> _What is expected_
Every line of the records below should be restated exactly.

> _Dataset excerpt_
....

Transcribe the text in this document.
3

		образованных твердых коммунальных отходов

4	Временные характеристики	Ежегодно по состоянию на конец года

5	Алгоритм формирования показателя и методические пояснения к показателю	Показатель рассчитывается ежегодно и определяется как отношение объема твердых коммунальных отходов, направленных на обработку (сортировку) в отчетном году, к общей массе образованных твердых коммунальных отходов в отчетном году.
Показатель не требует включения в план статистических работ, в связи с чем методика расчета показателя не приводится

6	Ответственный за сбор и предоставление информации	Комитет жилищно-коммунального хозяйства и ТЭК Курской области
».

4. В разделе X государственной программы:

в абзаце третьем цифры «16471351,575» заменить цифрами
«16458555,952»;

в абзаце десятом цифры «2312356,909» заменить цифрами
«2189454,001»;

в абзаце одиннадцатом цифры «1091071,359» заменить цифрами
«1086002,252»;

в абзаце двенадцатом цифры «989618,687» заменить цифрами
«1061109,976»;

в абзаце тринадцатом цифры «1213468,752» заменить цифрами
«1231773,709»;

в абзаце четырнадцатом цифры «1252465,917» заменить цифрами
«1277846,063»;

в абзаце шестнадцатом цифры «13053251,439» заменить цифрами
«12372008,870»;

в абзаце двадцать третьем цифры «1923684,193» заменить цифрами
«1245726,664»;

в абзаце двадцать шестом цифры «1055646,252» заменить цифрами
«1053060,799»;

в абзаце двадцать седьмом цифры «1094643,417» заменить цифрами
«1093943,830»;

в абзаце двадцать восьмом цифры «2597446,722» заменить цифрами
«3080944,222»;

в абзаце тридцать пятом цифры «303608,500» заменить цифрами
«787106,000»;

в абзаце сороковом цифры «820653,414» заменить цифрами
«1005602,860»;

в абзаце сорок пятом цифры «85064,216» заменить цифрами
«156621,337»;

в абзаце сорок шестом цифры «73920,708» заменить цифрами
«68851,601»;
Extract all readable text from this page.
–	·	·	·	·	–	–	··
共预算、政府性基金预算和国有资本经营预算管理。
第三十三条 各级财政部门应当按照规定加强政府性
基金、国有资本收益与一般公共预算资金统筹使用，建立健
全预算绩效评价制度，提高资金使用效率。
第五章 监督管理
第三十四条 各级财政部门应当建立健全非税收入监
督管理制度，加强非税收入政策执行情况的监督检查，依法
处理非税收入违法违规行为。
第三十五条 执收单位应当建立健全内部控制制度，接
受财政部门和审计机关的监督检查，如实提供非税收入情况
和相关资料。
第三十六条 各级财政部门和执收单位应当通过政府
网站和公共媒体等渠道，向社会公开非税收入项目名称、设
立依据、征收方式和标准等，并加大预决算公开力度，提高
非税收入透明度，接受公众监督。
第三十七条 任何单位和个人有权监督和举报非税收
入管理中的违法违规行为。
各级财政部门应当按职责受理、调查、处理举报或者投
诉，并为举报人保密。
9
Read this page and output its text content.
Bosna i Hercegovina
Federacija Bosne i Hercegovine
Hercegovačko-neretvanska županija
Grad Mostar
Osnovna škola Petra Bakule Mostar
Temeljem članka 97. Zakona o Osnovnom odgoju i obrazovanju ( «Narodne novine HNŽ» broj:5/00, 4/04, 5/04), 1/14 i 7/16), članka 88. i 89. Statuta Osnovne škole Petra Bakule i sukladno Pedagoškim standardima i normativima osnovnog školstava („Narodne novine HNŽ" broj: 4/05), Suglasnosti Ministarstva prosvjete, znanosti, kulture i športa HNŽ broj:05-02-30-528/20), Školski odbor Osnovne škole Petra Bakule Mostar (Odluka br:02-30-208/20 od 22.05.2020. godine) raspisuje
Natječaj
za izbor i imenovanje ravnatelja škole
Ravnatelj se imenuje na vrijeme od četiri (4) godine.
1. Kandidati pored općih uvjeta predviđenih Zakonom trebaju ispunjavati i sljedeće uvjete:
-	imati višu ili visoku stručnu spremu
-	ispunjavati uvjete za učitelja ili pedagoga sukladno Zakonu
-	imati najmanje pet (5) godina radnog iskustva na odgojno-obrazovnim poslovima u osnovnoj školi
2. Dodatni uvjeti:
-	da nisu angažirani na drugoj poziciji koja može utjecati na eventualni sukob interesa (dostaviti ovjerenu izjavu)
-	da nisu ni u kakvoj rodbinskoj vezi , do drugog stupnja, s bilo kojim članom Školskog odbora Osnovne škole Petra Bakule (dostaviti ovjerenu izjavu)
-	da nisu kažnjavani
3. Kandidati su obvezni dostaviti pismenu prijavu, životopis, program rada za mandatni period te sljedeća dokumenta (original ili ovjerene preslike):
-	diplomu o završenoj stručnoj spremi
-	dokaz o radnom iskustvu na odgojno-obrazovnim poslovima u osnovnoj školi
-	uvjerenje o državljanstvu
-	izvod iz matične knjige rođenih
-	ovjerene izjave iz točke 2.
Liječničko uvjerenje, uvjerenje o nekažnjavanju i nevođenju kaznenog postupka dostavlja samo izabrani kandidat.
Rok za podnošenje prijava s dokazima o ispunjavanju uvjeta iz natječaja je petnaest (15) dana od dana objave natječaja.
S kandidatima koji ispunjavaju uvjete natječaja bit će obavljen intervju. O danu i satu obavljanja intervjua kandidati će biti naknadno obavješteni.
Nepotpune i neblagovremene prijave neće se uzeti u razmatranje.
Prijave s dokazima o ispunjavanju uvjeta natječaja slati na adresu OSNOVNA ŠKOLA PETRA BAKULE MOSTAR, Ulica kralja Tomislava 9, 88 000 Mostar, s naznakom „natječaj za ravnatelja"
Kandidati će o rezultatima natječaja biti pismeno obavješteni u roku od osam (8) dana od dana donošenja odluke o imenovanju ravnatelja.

....

> _Answer for this exercise_
Transcribe the text in this document.
3

		образованных твердых коммунальных отходов

4	Временные характеристики	Ежегодно по состоянию на конец года

5	Алгоритм формирования показателя и методические пояснения к показателю	Показатель рассчитывается ежегодно и определяется как отношение объема твердых коммунальных отходов, направленных на обработку (сортировку) в отчетном году, к общей массе образованных твердых коммунальных отходов в отчетном году.
Показатель не требует включения в план статистических работ, в связи с чем методика расчета показателя не приводится

6	Ответственный за сбор и предоставление информации	Комитет жилищно-коммунального хозяйства и ТЭК Курской области
».

4. В разделе X государственной программы:

в абзаце третьем цифры «16471351,575» заменить цифрами
«16458555,952»;

в абзаце десятом цифры «2312356,909» заменить цифрами
«2189454,001»;

в абзаце одиннадцатом цифры «1091071,359» заменить цифрами
«1086002,252»;

в абзаце двенадцатом цифры «989618,687» заменить цифрами
«1061109,976»;

в абзаце тринадцатом цифры «1213468,752» заменить цифрами
«1231773,709»;

в абзаце четырнадцатом цифры «1252465,917» заменить цифрами
«1277846,063»;

в абзаце шестнадцатом цифры «13053251,439» заменить цифрами
«12372008,870»;

в абзаце двадцать третьем цифры «1923684,193» заменить цифрами
«1245726,664»;

в абзаце двадцать шестом цифры «1055646,252» заменить цифрами
«1053060,799»;

в абзаце двадцать седьмом цифры «1094643,417» заменить цифрами
«1093943,830»;

в абзаце двадцать восьмом цифры «2597446,722» заменить цифрами
«3080944,222»;

в абзаце тридцать пятом цифры «303608,500» заменить цифрами
«787106,000»;

в абзаце сороковом цифры «820653,414» заменить цифрами
«1005602,860»;

в абзаце сорок пятом цифры «85064,216» заменить цифрами
«156621,337»;

в абзаце сорок шестом цифры «73920,708» заменить цифрами
«68851,601»;
Extract all readable text from this page.
–	·	·	·	·	–	–	··
共预算、政府性基金预算和国有资本经营预算管理。
第三十三条 各级财政部门应当按照规定加强政府性
基金、国有资本收益与一般公共预算资金统筹使用，建立健
全预算绩效评价制度，提高资金使用效率。
第五章 监督管理
第三十四条 各级财政部门应当建立健全非税收入监
督管理制度，加强非税收入政策执行情况的监督检查，依法
处理非税收入违法违规行为。
第三十五条 执收单位应当建立健全内部控制制度，接
受财政部门和审计机关的监督检查，如实提供非税收入情况
和相关资料。
第三十六条 各级财政部门和执收单位应当通过政府
网站和公共媒体等渠道，向社会公开非税收入项目名称、设
立依据、征收方式和标准等，并加大预决算公开力度，提高
非税收入透明度，接受公众监督。
第三十七条 任何单位和个人有权监督和举报非税收
入管理中的违法违规行为。
各级财政部门应当按职责受理、调查、处理举报或者投
诉，并为举报人保密。
9
Read this page and output its text content.
Bosna i Hercegovina
Federacija Bosne i Hercegovine
Hercegovačko-neretvanska županija
Grad Mostar
Osnovna škola Petra Bakule Mostar
Temeljem članka 97. Zakona o Osnovnom odgoju i obrazovanju ( «Narodne novine HNŽ» broj:5/00, 4/04, 5/04), 1/14 i 7/16), članka 88. i 89. Statuta Osnovne škole Petra Bakule i sukladno Pedagoškim standardima i normativima osnovnog školstava („Narodne novine HNŽ" broj: 4/05), Suglasnosti Ministarstva prosvjete, znanosti, kulture i športa HNŽ broj:05-02-30-528/20), Školski odbor Osnovne škole Petra Bakule Mostar (Odluka br:02-30-208/20 od 22.05.2020. godine) raspisuje
Natječaj
za izbor i imenovanje ravnatelja škole
Ravnatelj se imenuje na vrijeme od četiri (4) godine.
1. Kandidati pored općih uvjeta predviđenih Zakonom trebaju ispunjavati i sljedeće uvjete:
-	imati višu ili visoku stručnu spremu
-	ispunjavati uvjete za učitelja ili pedagoga sukladno Zakonu
-	imati najmanje pet (5) godina radnog iskustva na odgojno-obrazovnim poslovima u osnovnoj školi
2. Dodatni uvjeti:
-	da nisu angažirani na drugoj poziciji koja može utjecati na eventualni sukob interesa (dostaviti ovjerenu izjavu)
-	da nisu ni u kakvoj rodbinskoj vezi , do drugog stupnja, s bilo kojim članom Školskog odbora Osnovne škole Petra Bakule (dostaviti ovjerenu izjavu)
-	da nisu kažnjavani
3. Kandidati su obvezni dostaviti pismenu prijavu, životopis, program rada za mandatni period te sljedeća dokumenta (original ili ovjerene preslike):
-	diplomu o završenoj stručnoj spremi
-	dokaz o radnom iskustvu na odgojno-obrazovnim poslovima u osnovnoj školi
-	uvjerenje o državljanstvu
-	izvod iz matične knjige rođenih
-	ovjerene izjave iz točke 2.
Liječničko uvjerenje, uvjerenje o nekažnjavanju i nevođenju kaznenog postupka dostavlja samo izabrani kandidat.
Rok za podnošenje prijava s dokazima o ispunjavanju uvjeta iz natječaja je petnaest (15) dana od dana objave natječaja.
S kandidatima koji ispunjavaju uvjete natječaja bit će obavljen intervju. O danu i satu obavljanja intervjua kandidati će biti naknadno obavješteni.
Nepotpune i neblagovremene prijave neće se uzeti u razmatranje.
Prijave s dokazima o ispunjavanju uvjeta natječaja slati na adresu OSNOVNA ŠKOLA PETRA BAKULE MOSTAR, Ulica kralja Tomislava 9, 88 000 Mostar, s naznakom „natječaj za ravnatelja"
Kandidati će o rezultatima natječaja biti pismeno obavješteni u roku od osam (8) dana od dana donošenja odluke o imenovanju ravnatelja.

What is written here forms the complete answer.